● **TASK DIRECTIONS**
Output the full listing below exactly as it reads, and skip anything that is a picture.

>>>

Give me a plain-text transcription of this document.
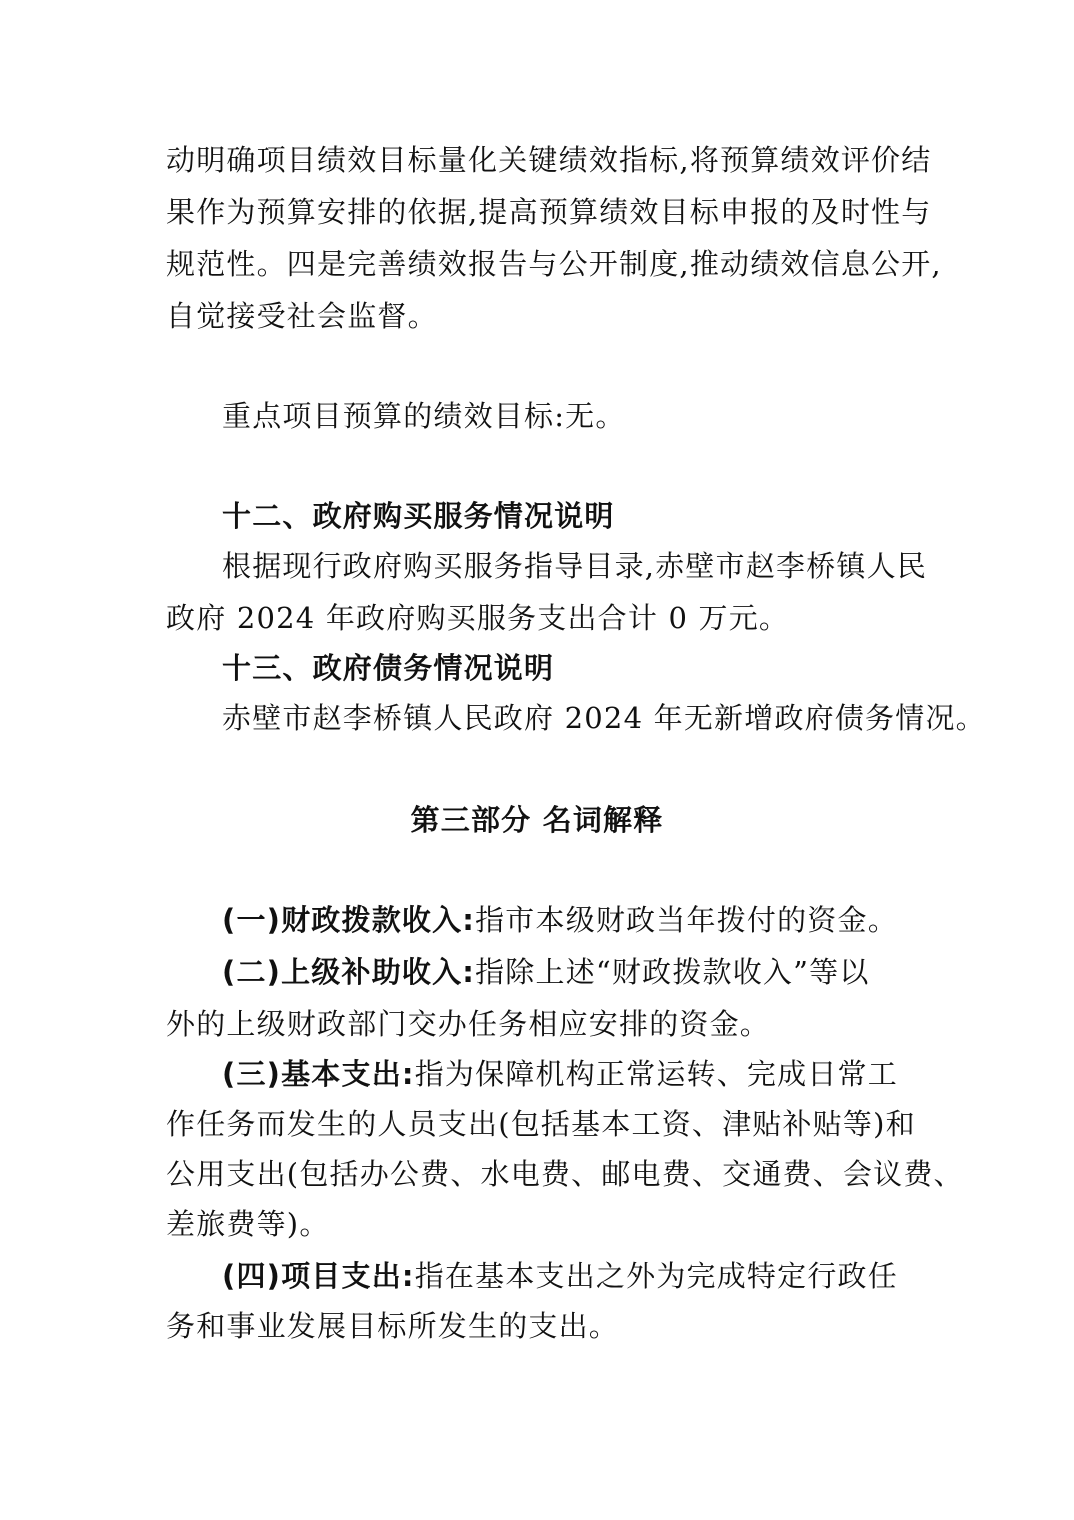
动明确项目绩效目标量化关键绩效指标,将预算绩效评价结
果作为预算安排的依据,提高预算绩效目标申报的及时性与
规范性。四是完善绩效报告与公开制度,推动绩效信息公开,
自觉接受社会监督。
重点项目预算的绩效目标:无。
十二、政府购买服务情况说明
根据现行政府购买服务指导目录,赤壁市赵李桥镇人民
政府 2024 年政府购买服务支出合计 0 万元。
十三、政府债务情况说明
赤壁市赵李桥镇人民政府 2024 年无新增政府债务情况。
第三部分 名词解释
(一)财政拨款收入:指市本级财政当年拨付的资金。
(二)上级补助收入:指除上述“财政拨款收入”等以
外的上级财政部门交办任务相应安排的资金。
(三)基本支出:指为保障机构正常运转、完成日常工
作任务而发生的人员支出(包括基本工资、津贴补贴等)和
公用支出(包括办公费、水电费、邮电费、交通费、会议费、
差旅费等)。
(四)项目支出:指在基本支出之外为完成特定行政任
务和事业发展目标所发生的支出。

<<<

● **COMPLETE ANSWER**
Give me a plain-text transcription of this document.
动明确项目绩效目标量化关键绩效指标,将预算绩效评价结
果作为预算安排的依据,提高预算绩效目标申报的及时性与
规范性。四是完善绩效报告与公开制度,推动绩效信息公开,
自觉接受社会监督。
重点项目预算的绩效目标:无。
十二、政府购买服务情况说明
根据现行政府购买服务指导目录,赤壁市赵李桥镇人民
政府 2024 年政府购买服务支出合计 0 万元。
十三、政府债务情况说明
赤壁市赵李桥镇人民政府 2024 年无新增政府债务情况。
第三部分 名词解释
(一)财政拨款收入:指市本级财政当年拨付的资金。
(二)上级补助收入:指除上述“财政拨款收入”等以
外的上级财政部门交办任务相应安排的资金。
(三)基本支出:指为保障机构正常运转、完成日常工
作任务而发生的人员支出(包括基本工资、津贴补贴等)和
公用支出(包括办公费、水电费、邮电费、交通费、会议费、
差旅费等)。
(四)项目支出:指在基本支出之外为完成特定行政任
务和事业发展目标所发生的支出。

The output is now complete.